Objective — Return, character for character, the lines from the one bearing "Output a JSON" through the end of the material. Omit everything before that line.

The records —
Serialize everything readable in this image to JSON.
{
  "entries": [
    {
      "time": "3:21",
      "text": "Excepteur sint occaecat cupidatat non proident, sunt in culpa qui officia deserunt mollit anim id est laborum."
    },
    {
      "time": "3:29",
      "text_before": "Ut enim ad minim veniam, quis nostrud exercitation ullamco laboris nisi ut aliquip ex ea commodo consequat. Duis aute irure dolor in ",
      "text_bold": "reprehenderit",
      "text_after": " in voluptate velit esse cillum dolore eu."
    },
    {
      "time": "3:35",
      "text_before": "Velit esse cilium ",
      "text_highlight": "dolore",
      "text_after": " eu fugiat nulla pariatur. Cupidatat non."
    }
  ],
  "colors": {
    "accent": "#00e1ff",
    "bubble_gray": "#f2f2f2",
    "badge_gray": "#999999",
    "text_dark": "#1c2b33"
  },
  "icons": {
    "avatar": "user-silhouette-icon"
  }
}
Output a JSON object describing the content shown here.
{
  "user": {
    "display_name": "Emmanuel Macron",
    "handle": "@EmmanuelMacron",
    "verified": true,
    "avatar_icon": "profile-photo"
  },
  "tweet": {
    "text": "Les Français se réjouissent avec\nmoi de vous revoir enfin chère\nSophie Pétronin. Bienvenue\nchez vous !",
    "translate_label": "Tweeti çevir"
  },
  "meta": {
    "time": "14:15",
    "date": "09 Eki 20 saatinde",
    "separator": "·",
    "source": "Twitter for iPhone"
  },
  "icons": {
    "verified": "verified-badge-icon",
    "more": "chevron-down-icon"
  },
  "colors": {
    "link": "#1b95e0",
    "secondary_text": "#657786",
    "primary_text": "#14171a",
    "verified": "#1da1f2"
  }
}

Answer to the exercise —
Output a JSON object describing the content shown here.
{
  "user": {
    "display_name": "Emmanuel Macron",
    "handle": "@EmmanuelMacron",
    "verified": true,
    "avatar_icon": "profile-photo"
  },
  "tweet": {
    "text": "Les Français se réjouissent avec\nmoi de vous revoir enfin chère\nSophie Pétronin. Bienvenue\nchez vous !",
    "translate_label": "Tweeti çevir"
  },
  "meta": {
    "time": "14:15",
    "date": "09 Eki 20 saatinde",
    "separator": "·",
    "source": "Twitter for iPhone"
  },
  "icons": {
    "verified": "verified-badge-icon",
    "more": "chevron-down-icon"
  },
  "colors": {
    "link": "#1b95e0",
    "secondary_text": "#657786",
    "primary_text": "#14171a",
    "verified": "#1da1f2"
  }
}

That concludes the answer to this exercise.